WHAT IS REQUIRED. Extract each line bearing the word "icon".

RECORDS FOR THIS EXERCISE.
>> START
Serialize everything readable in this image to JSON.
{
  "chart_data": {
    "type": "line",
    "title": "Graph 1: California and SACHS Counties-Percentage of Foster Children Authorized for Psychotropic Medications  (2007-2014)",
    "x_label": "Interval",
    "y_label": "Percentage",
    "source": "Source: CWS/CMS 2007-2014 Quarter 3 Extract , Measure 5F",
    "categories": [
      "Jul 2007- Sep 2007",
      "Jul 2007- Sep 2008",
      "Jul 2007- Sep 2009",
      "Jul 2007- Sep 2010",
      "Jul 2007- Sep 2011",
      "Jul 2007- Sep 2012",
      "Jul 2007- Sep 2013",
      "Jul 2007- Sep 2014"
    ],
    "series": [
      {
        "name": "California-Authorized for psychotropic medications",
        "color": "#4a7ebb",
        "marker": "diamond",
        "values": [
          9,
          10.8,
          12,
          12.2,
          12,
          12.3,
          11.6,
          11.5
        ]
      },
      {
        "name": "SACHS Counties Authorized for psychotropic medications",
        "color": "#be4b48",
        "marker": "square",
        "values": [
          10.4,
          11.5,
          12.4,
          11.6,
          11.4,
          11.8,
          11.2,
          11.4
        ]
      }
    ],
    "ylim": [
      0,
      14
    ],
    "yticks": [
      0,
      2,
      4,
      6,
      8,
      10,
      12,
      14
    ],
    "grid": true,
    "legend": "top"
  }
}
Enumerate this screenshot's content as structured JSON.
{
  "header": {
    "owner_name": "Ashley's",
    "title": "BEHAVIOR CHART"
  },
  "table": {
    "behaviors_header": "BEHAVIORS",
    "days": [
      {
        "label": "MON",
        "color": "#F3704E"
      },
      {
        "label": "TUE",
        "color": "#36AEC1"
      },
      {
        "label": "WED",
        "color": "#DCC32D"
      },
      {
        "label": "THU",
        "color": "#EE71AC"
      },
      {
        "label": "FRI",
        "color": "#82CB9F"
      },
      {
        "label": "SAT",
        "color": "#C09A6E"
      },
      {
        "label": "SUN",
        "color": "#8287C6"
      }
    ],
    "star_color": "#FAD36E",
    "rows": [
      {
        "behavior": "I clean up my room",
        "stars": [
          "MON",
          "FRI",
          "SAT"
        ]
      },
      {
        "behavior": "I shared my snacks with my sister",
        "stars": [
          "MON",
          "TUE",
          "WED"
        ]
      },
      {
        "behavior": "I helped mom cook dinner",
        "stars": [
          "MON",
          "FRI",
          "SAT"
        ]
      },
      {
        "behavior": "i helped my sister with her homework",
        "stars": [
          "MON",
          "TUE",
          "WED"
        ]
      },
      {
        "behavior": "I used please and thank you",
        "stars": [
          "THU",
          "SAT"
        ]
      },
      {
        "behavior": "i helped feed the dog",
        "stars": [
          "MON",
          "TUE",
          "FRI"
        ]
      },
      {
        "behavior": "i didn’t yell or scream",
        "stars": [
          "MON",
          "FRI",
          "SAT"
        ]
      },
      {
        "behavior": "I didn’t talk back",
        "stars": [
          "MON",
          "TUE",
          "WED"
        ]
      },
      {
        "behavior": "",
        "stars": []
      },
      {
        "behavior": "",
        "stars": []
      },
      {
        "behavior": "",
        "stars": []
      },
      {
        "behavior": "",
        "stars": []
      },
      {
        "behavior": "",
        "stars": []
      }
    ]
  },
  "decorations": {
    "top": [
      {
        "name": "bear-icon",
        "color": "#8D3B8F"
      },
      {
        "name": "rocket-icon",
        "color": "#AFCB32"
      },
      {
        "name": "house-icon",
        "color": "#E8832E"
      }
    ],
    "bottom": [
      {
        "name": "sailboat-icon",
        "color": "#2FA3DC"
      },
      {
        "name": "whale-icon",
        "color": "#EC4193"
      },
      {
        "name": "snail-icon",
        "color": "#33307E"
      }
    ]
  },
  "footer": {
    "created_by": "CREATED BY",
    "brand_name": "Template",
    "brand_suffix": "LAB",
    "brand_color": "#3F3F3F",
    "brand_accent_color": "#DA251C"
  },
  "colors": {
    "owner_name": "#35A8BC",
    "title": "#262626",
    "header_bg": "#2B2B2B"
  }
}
>> END
RESPONSE TO THE EXERCISE.
        "name": "bear-icon",
        "name": "rocket-icon",
        "name": "house-icon",
        "name": "sailboat-icon",
        "name": "whale-icon",
        "name": "snail-icon",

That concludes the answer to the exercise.